SHORT EXERCISE: Output only the count of lines that contain "screenshot".

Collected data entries
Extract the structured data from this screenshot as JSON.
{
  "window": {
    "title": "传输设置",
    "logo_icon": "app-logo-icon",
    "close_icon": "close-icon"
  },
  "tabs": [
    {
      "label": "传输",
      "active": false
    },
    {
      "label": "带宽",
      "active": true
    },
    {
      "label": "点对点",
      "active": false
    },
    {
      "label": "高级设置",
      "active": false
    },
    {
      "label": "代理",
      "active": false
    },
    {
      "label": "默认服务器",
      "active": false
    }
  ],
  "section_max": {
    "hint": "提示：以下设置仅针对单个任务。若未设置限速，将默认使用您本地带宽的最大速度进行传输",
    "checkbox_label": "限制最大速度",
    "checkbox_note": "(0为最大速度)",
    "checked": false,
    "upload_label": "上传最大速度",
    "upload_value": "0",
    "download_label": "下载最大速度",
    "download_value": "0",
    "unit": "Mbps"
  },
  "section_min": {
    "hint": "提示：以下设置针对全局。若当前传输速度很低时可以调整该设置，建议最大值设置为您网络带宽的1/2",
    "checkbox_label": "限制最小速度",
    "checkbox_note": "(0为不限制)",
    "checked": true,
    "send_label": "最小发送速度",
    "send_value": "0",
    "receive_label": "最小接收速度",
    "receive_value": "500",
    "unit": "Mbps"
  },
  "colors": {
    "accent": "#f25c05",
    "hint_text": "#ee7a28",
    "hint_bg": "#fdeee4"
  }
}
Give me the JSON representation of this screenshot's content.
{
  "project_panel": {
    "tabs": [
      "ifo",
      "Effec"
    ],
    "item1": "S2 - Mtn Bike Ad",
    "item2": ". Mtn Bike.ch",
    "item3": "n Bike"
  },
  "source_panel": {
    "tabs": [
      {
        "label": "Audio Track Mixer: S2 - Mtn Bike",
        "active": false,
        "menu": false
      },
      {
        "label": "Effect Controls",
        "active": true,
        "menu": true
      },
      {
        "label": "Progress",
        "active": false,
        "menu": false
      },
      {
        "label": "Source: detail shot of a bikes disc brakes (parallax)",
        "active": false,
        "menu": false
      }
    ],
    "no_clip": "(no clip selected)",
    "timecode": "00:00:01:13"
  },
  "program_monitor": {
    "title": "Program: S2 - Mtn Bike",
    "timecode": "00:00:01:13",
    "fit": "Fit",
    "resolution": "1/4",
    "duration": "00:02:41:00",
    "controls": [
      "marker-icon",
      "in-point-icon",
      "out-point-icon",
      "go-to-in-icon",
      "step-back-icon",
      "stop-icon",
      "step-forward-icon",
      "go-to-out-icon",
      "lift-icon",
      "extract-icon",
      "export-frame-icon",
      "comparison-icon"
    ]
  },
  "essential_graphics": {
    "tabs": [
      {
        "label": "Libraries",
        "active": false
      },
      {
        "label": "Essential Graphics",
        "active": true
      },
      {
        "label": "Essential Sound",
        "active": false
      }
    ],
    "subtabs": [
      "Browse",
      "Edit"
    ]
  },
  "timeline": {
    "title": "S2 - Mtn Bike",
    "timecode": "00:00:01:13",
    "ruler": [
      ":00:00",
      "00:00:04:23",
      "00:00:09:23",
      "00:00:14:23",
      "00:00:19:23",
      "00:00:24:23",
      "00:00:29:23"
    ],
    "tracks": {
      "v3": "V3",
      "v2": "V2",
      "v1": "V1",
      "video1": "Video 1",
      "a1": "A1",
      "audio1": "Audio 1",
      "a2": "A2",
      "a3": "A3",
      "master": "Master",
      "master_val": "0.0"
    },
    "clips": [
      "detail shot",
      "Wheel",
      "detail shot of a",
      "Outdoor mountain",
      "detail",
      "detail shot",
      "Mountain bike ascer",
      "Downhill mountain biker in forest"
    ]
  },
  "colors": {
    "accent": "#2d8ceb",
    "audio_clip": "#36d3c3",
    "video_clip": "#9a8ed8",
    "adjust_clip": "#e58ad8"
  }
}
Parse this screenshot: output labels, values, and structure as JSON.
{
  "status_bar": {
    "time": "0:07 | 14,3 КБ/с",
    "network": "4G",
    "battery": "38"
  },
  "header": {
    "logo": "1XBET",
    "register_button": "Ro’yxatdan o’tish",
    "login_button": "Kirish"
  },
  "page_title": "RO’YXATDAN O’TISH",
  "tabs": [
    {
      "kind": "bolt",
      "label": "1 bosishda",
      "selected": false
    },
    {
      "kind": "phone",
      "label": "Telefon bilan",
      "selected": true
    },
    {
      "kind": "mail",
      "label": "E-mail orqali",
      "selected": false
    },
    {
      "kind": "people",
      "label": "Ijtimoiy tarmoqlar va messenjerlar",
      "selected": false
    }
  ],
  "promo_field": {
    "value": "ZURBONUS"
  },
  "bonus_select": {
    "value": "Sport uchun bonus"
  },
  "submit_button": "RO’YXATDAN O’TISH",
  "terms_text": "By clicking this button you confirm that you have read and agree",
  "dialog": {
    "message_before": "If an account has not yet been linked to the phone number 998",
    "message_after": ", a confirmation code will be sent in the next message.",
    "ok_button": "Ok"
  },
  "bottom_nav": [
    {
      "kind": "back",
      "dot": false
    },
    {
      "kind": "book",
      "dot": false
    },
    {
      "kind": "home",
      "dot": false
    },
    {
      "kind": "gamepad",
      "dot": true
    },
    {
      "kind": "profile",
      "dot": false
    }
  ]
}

--

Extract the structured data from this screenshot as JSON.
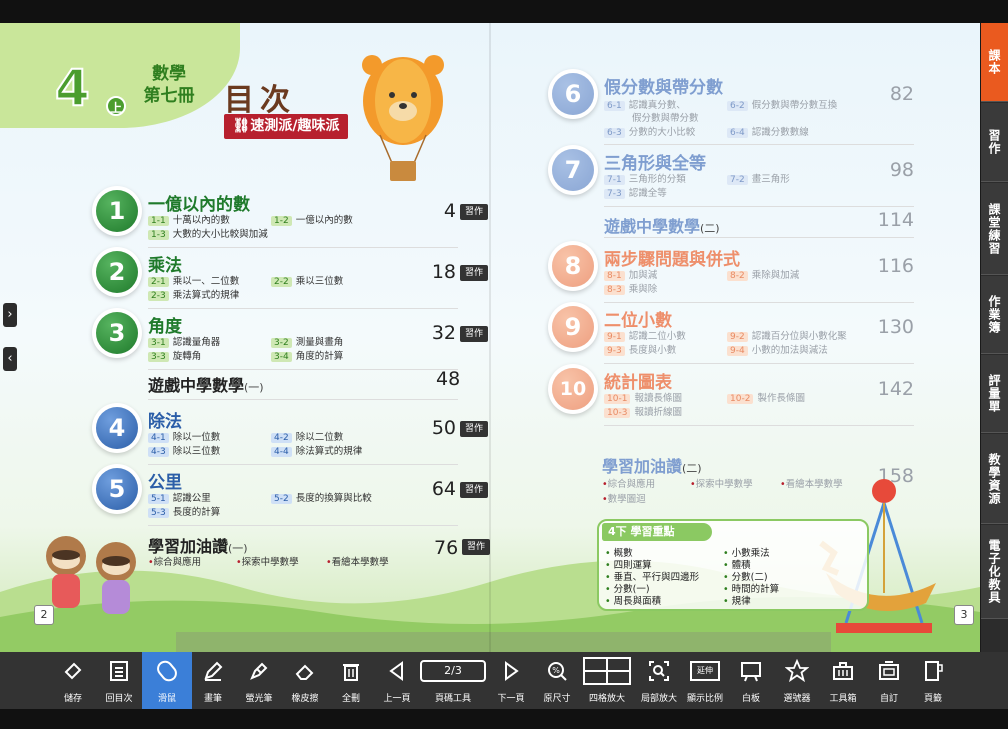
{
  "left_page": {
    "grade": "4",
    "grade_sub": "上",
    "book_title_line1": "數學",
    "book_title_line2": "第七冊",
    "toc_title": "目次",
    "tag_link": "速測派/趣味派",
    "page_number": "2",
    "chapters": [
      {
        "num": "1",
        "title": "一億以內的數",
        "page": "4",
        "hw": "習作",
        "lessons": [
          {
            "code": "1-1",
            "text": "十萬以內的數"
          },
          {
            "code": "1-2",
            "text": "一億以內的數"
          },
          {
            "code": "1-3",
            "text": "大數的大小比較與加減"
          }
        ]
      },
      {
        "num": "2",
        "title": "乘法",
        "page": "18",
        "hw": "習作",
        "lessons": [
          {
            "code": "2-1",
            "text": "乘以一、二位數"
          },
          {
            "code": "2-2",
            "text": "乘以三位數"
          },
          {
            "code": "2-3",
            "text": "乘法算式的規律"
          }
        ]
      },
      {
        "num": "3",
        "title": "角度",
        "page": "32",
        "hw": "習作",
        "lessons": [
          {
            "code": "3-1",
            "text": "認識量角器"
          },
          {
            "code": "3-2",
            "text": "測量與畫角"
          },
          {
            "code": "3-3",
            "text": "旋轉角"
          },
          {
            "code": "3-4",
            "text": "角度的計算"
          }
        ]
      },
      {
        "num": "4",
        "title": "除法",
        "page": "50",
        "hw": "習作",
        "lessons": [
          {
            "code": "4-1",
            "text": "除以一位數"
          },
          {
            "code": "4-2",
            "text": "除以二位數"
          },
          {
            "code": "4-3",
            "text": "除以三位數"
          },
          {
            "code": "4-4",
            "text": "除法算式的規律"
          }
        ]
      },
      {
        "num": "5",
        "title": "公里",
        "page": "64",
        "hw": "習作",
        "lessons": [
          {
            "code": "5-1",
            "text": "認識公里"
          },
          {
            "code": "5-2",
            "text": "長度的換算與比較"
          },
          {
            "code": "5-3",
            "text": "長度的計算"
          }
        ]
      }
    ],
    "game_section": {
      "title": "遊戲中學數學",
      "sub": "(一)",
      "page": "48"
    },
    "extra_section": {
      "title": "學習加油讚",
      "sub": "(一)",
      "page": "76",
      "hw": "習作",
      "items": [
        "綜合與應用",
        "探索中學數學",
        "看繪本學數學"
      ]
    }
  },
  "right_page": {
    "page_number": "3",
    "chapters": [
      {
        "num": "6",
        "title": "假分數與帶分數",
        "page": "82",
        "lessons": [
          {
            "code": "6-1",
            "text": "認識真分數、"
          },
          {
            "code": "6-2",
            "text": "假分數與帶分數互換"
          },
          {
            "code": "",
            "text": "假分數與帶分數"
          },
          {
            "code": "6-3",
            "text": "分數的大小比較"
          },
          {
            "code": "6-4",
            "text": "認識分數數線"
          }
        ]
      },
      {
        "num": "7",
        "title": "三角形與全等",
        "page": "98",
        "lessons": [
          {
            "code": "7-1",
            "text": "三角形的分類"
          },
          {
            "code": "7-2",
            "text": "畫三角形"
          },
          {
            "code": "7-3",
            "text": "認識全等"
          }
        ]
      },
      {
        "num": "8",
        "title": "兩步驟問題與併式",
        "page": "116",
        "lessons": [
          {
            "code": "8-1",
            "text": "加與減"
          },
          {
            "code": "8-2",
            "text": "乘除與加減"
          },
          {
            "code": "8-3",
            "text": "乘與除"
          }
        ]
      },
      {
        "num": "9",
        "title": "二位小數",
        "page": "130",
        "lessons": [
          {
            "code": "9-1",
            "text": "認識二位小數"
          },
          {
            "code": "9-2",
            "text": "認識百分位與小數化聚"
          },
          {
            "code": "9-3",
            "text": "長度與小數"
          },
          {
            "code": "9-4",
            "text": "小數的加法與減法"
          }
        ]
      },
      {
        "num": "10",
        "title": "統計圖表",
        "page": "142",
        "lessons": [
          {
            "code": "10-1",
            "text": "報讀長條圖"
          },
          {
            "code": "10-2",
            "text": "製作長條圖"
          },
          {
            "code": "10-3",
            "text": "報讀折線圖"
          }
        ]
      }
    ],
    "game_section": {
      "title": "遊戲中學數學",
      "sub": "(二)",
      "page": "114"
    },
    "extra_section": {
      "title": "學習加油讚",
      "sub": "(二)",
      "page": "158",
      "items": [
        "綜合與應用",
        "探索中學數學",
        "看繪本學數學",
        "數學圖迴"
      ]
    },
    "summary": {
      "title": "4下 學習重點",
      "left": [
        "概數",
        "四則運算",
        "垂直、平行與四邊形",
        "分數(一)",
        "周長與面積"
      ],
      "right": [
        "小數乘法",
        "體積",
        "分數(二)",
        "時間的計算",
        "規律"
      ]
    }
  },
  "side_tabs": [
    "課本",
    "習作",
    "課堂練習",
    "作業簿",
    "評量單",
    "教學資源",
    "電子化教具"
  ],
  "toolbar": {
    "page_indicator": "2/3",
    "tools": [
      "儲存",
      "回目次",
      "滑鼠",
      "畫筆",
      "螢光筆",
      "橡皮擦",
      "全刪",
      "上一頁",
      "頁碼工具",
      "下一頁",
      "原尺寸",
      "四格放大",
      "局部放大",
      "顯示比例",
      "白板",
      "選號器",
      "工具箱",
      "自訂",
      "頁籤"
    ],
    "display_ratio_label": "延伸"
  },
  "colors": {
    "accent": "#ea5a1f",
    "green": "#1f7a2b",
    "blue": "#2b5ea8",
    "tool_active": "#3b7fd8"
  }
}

---

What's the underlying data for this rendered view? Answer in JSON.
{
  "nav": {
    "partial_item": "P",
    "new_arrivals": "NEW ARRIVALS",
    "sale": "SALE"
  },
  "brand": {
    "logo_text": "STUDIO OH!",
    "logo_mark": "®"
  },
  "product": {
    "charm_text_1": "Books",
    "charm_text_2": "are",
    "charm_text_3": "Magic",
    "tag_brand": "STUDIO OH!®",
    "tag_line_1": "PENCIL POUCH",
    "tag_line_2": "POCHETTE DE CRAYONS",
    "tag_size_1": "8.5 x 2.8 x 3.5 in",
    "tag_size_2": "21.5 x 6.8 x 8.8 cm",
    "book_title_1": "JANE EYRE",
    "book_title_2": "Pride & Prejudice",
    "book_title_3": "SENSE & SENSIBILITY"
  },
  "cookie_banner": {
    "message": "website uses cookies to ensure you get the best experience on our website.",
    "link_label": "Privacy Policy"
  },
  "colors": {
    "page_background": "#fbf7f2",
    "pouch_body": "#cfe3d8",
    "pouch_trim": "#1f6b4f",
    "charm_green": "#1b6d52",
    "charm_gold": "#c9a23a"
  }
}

FULL RESPONSE: 4